> Stated task:
Reproduce all the entries exactly.

> Data section:
—————

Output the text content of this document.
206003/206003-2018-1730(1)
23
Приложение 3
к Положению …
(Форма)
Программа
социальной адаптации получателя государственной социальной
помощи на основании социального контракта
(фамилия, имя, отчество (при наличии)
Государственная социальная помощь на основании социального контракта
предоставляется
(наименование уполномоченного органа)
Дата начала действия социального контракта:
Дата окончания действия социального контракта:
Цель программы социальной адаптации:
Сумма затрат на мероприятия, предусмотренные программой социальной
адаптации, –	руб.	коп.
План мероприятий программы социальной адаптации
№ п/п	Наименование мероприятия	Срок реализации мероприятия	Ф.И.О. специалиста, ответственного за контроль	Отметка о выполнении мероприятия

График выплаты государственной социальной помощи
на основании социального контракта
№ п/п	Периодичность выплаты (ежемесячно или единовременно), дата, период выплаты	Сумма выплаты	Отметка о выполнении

—————

> Answer for the task:
Output the text content of this document.
206003/206003-2018-1730(1)
23
Приложение 3
к Положению …
(Форма)
Программа
социальной адаптации получателя государственной социальной
помощи на основании социального контракта
(фамилия, имя, отчество (при наличии)
Государственная социальная помощь на основании социального контракта
предоставляется
(наименование уполномоченного органа)
Дата начала действия социального контракта:
Дата окончания действия социального контракта:
Цель программы социальной адаптации:
Сумма затрат на мероприятия, предусмотренные программой социальной
адаптации, –	руб.	коп.
План мероприятий программы социальной адаптации
№ п/п	Наименование мероприятия	Срок реализации мероприятия	Ф.И.О. специалиста, ответственного за контроль	Отметка о выполнении мероприятия

График выплаты государственной социальной помощи
на основании социального контракта
№ п/п	Периодичность выплаты (ежемесячно или единовременно), дата, период выплаты	Сумма выплаты	Отметка о выполнении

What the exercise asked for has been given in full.